◆ **Requirements**: Pictures do not belong in the copy. Return all of the entries exactly.
-- Start --
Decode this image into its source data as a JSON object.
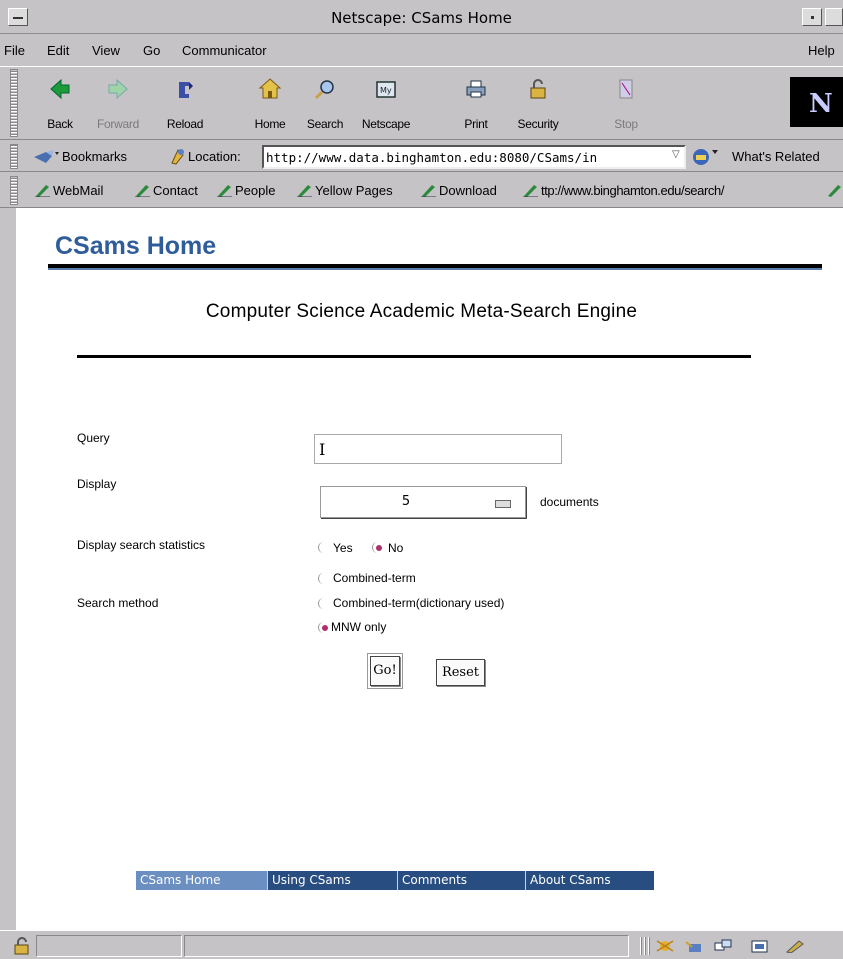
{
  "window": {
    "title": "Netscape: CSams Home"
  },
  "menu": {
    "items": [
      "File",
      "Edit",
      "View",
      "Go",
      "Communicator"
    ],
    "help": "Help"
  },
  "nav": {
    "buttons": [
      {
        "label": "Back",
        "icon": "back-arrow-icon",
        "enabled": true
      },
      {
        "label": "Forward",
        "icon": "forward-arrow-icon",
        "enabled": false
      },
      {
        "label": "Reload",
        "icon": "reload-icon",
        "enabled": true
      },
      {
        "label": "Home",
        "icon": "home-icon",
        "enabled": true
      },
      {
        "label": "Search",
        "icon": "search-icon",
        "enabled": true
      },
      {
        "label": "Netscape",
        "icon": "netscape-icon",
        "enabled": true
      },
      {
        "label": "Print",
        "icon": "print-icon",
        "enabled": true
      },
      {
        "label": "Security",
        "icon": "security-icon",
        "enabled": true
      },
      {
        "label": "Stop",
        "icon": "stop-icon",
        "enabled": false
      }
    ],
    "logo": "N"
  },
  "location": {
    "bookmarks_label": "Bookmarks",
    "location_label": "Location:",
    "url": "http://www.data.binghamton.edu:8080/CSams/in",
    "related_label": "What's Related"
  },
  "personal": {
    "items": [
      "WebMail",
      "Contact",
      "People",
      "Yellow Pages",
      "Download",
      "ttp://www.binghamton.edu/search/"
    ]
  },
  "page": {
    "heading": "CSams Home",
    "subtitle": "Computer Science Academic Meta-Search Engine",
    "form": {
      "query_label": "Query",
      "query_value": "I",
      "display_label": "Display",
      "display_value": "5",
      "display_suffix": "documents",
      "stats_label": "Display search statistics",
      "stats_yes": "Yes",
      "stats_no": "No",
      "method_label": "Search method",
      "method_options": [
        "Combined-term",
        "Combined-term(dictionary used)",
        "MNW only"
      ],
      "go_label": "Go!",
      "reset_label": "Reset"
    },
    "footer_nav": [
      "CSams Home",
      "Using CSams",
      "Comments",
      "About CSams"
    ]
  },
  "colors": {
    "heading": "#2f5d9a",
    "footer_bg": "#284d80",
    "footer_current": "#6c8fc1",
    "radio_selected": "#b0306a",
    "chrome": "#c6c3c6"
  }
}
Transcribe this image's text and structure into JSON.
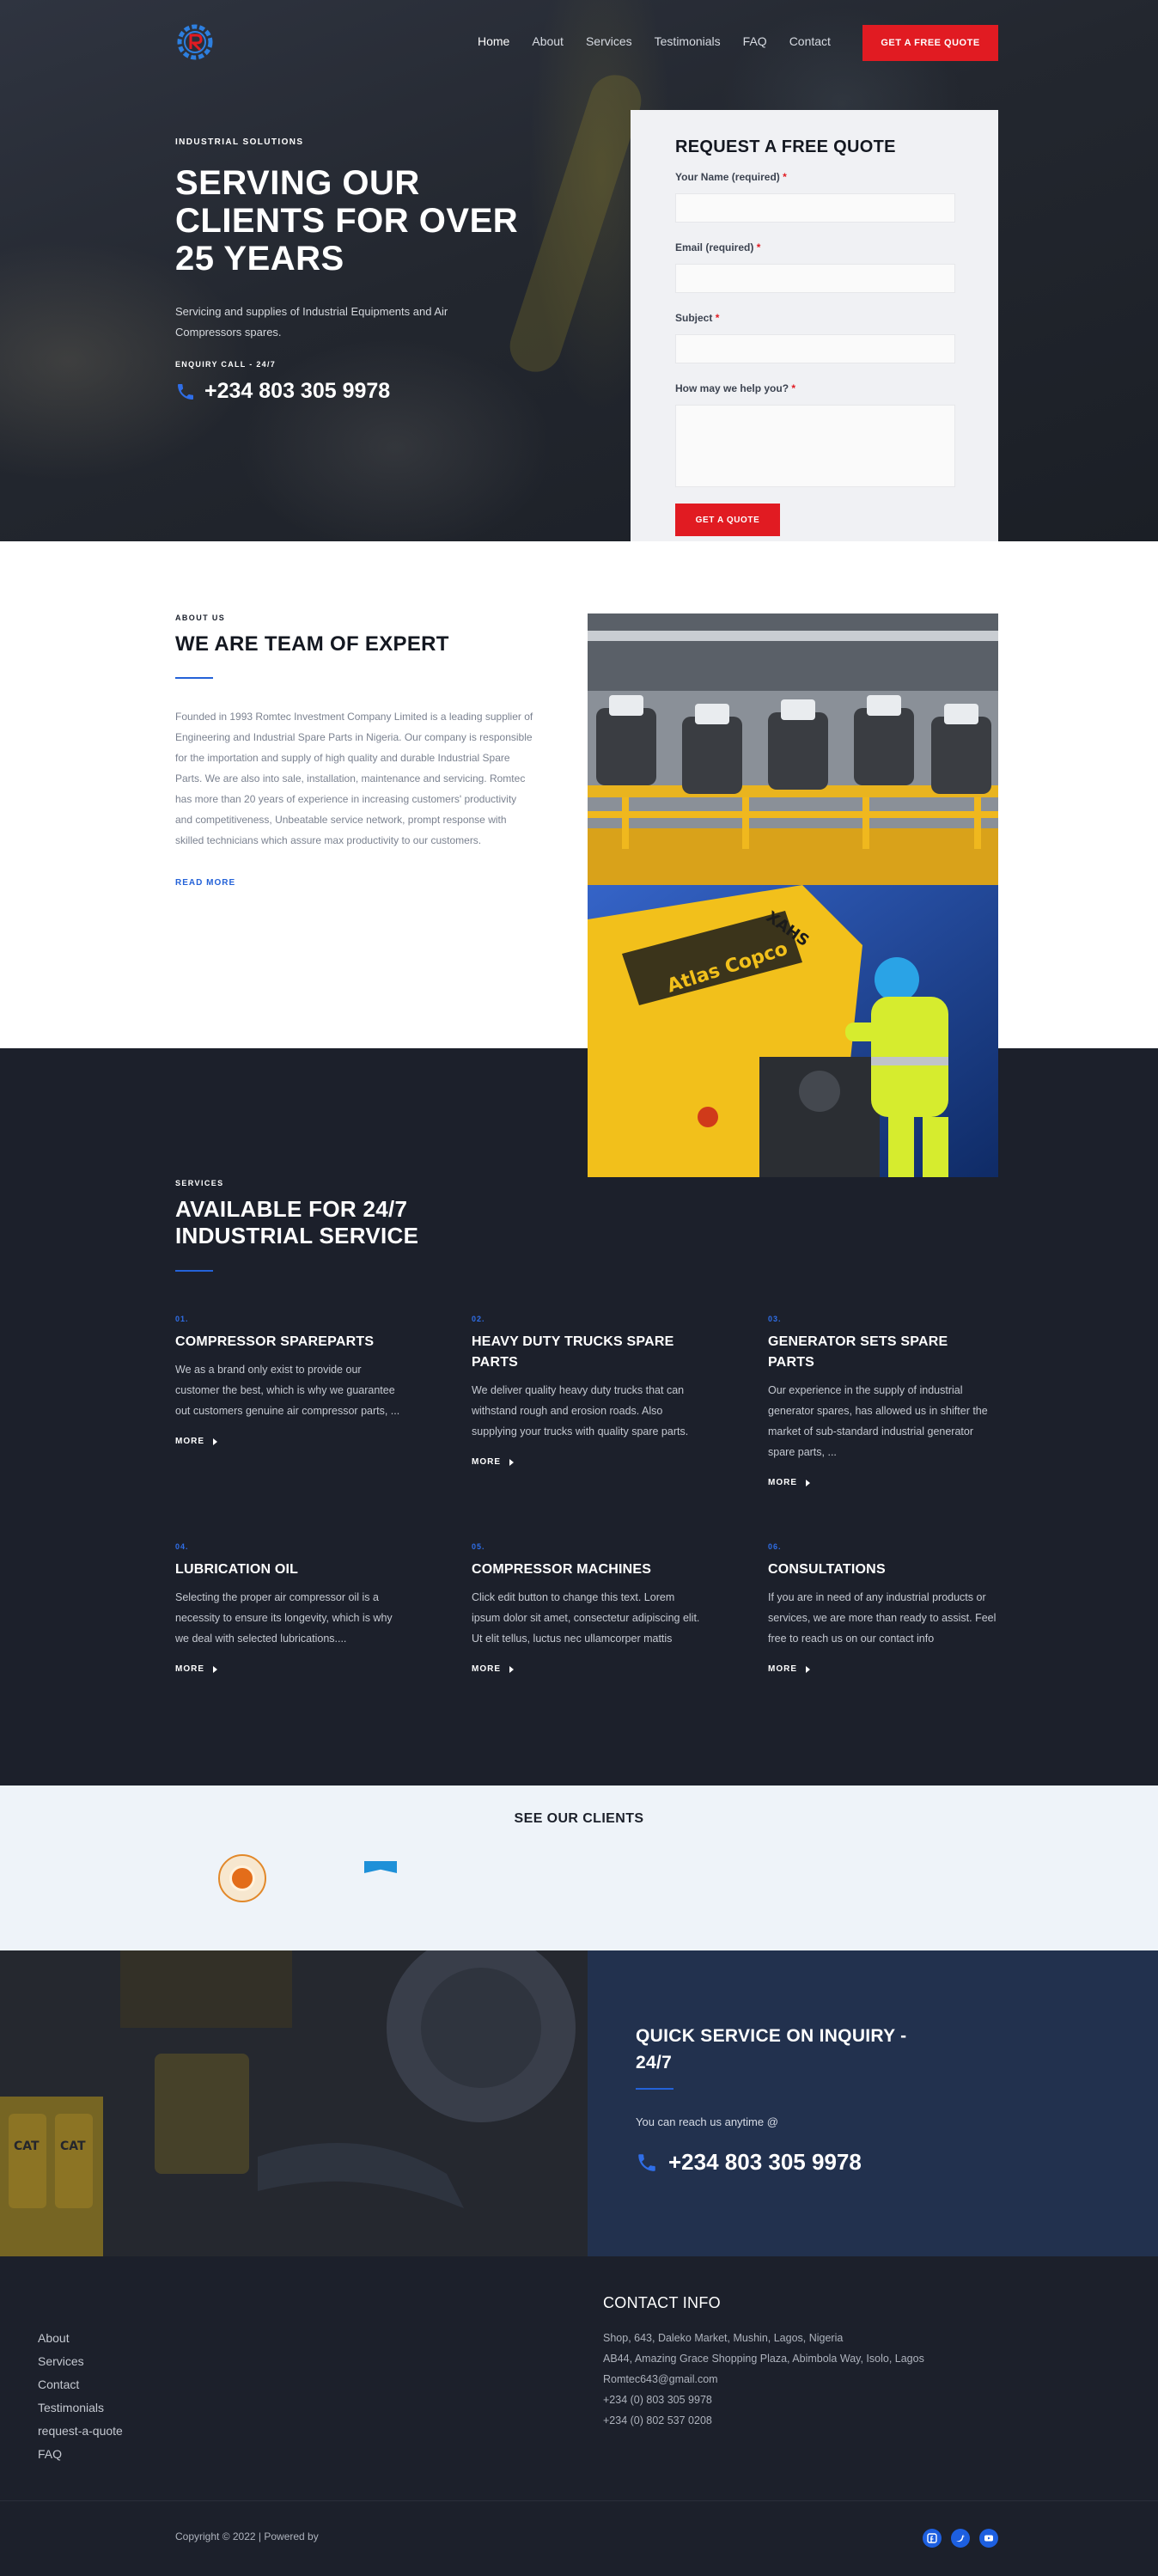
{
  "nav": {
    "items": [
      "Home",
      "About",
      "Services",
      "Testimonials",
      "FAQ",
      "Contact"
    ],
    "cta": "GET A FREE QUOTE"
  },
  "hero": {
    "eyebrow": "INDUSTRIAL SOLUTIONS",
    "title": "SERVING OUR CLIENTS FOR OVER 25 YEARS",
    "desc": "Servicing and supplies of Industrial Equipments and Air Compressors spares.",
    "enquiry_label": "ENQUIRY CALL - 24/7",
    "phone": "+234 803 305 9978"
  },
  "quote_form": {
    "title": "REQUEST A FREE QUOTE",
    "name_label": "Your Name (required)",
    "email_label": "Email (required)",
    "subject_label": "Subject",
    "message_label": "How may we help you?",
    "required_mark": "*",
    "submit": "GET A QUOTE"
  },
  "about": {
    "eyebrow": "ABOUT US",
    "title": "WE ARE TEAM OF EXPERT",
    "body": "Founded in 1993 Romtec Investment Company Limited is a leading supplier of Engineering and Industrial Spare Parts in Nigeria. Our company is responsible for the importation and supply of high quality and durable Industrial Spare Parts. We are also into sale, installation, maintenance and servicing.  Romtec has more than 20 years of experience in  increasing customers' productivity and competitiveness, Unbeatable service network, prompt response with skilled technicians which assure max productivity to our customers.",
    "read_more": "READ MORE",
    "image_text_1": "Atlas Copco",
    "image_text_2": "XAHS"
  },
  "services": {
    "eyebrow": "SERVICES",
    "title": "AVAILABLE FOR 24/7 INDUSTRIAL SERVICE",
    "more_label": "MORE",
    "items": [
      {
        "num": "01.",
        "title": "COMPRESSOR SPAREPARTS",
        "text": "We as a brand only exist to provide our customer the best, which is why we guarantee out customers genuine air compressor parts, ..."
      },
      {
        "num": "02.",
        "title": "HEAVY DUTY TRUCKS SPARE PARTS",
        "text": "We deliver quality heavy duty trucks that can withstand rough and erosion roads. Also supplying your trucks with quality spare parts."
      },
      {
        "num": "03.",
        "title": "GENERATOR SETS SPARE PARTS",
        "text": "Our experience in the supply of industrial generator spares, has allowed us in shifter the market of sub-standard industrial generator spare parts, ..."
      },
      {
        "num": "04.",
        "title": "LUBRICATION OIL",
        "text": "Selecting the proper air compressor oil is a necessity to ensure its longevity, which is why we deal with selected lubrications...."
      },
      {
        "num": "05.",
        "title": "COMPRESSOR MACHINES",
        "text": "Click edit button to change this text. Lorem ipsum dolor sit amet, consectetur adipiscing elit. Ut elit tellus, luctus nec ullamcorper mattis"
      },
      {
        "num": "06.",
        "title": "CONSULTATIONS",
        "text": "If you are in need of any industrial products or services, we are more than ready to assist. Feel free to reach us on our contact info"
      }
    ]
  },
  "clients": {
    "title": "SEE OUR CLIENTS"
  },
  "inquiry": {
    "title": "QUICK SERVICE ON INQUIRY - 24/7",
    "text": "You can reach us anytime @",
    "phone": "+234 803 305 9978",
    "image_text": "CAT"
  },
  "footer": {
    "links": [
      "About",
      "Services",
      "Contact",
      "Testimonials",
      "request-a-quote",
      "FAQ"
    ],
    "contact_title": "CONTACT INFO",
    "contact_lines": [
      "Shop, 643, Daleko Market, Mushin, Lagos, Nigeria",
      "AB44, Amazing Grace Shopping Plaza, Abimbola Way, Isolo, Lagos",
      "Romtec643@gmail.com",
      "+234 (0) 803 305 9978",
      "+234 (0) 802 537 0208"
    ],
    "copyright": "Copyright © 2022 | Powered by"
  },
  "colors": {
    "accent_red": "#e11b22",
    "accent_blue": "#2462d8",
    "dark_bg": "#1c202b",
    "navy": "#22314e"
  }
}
-- End --
◆ **Result of the task**:
Decode this image into its source data as a JSON object.
{
  "window": {
    "title": "Netscape: CSams Home"
  },
  "menu": {
    "items": [
      "File",
      "Edit",
      "View",
      "Go",
      "Communicator"
    ],
    "help": "Help"
  },
  "nav": {
    "buttons": [
      {
        "label": "Back",
        "icon": "back-arrow-icon",
        "enabled": true
      },
      {
        "label": "Forward",
        "icon": "forward-arrow-icon",
        "enabled": false
      },
      {
        "label": "Reload",
        "icon": "reload-icon",
        "enabled": true
      },
      {
        "label": "Home",
        "icon": "home-icon",
        "enabled": true
      },
      {
        "label": "Search",
        "icon": "search-icon",
        "enabled": true
      },
      {
        "label": "Netscape",
        "icon": "netscape-icon",
        "enabled": true
      },
      {
        "label": "Print",
        "icon": "print-icon",
        "enabled": true
      },
      {
        "label": "Security",
        "icon": "security-icon",
        "enabled": true
      },
      {
        "label": "Stop",
        "icon": "stop-icon",
        "enabled": false
      }
    ],
    "logo": "N"
  },
  "location": {
    "bookmarks_label": "Bookmarks",
    "location_label": "Location:",
    "url": "http://www.data.binghamton.edu:8080/CSams/in",
    "related_label": "What's Related"
  },
  "personal": {
    "items": [
      "WebMail",
      "Contact",
      "People",
      "Yellow Pages",
      "Download",
      "ttp://www.binghamton.edu/search/"
    ]
  },
  "page": {
    "heading": "CSams Home",
    "subtitle": "Computer Science Academic Meta-Search Engine",
    "form": {
      "query_label": "Query",
      "query_value": "I",
      "display_label": "Display",
      "display_value": "5",
      "display_suffix": "documents",
      "stats_label": "Display search statistics",
      "stats_yes": "Yes",
      "stats_no": "No",
      "method_label": "Search method",
      "method_options": [
        "Combined-term",
        "Combined-term(dictionary used)",
        "MNW only"
      ],
      "go_label": "Go!",
      "reset_label": "Reset"
    },
    "footer_nav": [
      "CSams Home",
      "Using CSams",
      "Comments",
      "About CSams"
    ]
  },
  "colors": {
    "heading": "#2f5d9a",
    "footer_bg": "#284d80",
    "footer_current": "#6c8fc1",
    "radio_selected": "#b0306a",
    "chrome": "#c6c3c6"
  }
}
Transcribe this image's text and structure into JSON.
{
  "nav": {
    "items": [
      "Home",
      "About",
      "Services",
      "Testimonials",
      "FAQ",
      "Contact"
    ],
    "cta": "GET A FREE QUOTE"
  },
  "hero": {
    "eyebrow": "INDUSTRIAL SOLUTIONS",
    "title": "SERVING OUR CLIENTS FOR OVER 25 YEARS",
    "desc": "Servicing and supplies of Industrial Equipments and Air Compressors spares.",
    "enquiry_label": "ENQUIRY CALL - 24/7",
    "phone": "+234 803 305 9978"
  },
  "quote_form": {
    "title": "REQUEST A FREE QUOTE",
    "name_label": "Your Name (required)",
    "email_label": "Email (required)",
    "subject_label": "Subject",
    "message_label": "How may we help you?",
    "required_mark": "*",
    "submit": "GET A QUOTE"
  },
  "about": {
    "eyebrow": "ABOUT US",
    "title": "WE ARE TEAM OF EXPERT",
    "body": "Founded in 1993 Romtec Investment Company Limited is a leading supplier of Engineering and Industrial Spare Parts in Nigeria. Our company is responsible for the importation and supply of high quality and durable Industrial Spare Parts. We are also into sale, installation, maintenance and servicing.  Romtec has more than 20 years of experience in  increasing customers' productivity and competitiveness, Unbeatable service network, prompt response with skilled technicians which assure max productivity to our customers.",
    "read_more": "READ MORE",
    "image_text_1": "Atlas Copco",
    "image_text_2": "XAHS"
  },
  "services": {
    "eyebrow": "SERVICES",
    "title": "AVAILABLE FOR 24/7 INDUSTRIAL SERVICE",
    "more_label": "MORE",
    "items": [
      {
        "num": "01.",
        "title": "COMPRESSOR SPAREPARTS",
        "text": "We as a brand only exist to provide our customer the best, which is why we guarantee out customers genuine air compressor parts, ..."
      },
      {
        "num": "02.",
        "title": "HEAVY DUTY TRUCKS SPARE PARTS",
        "text": "We deliver quality heavy duty trucks that can withstand rough and erosion roads. Also supplying your trucks with quality spare parts."
      },
      {
        "num": "03.",
        "title": "GENERATOR SETS SPARE PARTS",
        "text": "Our experience in the supply of industrial generator spares, has allowed us in shifter the market of sub-standard industrial generator spare parts, ..."
      },
      {
        "num": "04.",
        "title": "LUBRICATION OIL",
        "text": "Selecting the proper air compressor oil is a necessity to ensure its longevity, which is why we deal with selected lubrications...."
      },
      {
        "num": "05.",
        "title": "COMPRESSOR MACHINES",
        "text": "Click edit button to change this text. Lorem ipsum dolor sit amet, consectetur adipiscing elit. Ut elit tellus, luctus nec ullamcorper mattis"
      },
      {
        "num": "06.",
        "title": "CONSULTATIONS",
        "text": "If you are in need of any industrial products or services, we are more than ready to assist. Feel free to reach us on our contact info"
      }
    ]
  },
  "clients": {
    "title": "SEE OUR CLIENTS"
  },
  "inquiry": {
    "title": "QUICK SERVICE ON INQUIRY - 24/7",
    "text": "You can reach us anytime @",
    "phone": "+234 803 305 9978",
    "image_text": "CAT"
  },
  "footer": {
    "links": [
      "About",
      "Services",
      "Contact",
      "Testimonials",
      "request-a-quote",
      "FAQ"
    ],
    "contact_title": "CONTACT INFO",
    "contact_lines": [
      "Shop, 643, Daleko Market, Mushin, Lagos, Nigeria",
      "AB44, Amazing Grace Shopping Plaza, Abimbola Way, Isolo, Lagos",
      "Romtec643@gmail.com",
      "+234 (0) 803 305 9978",
      "+234 (0) 802 537 0208"
    ],
    "copyright": "Copyright © 2022 | Powered by"
  },
  "colors": {
    "accent_red": "#e11b22",
    "accent_blue": "#2462d8",
    "dark_bg": "#1c202b",
    "navy": "#22314e"
  }
}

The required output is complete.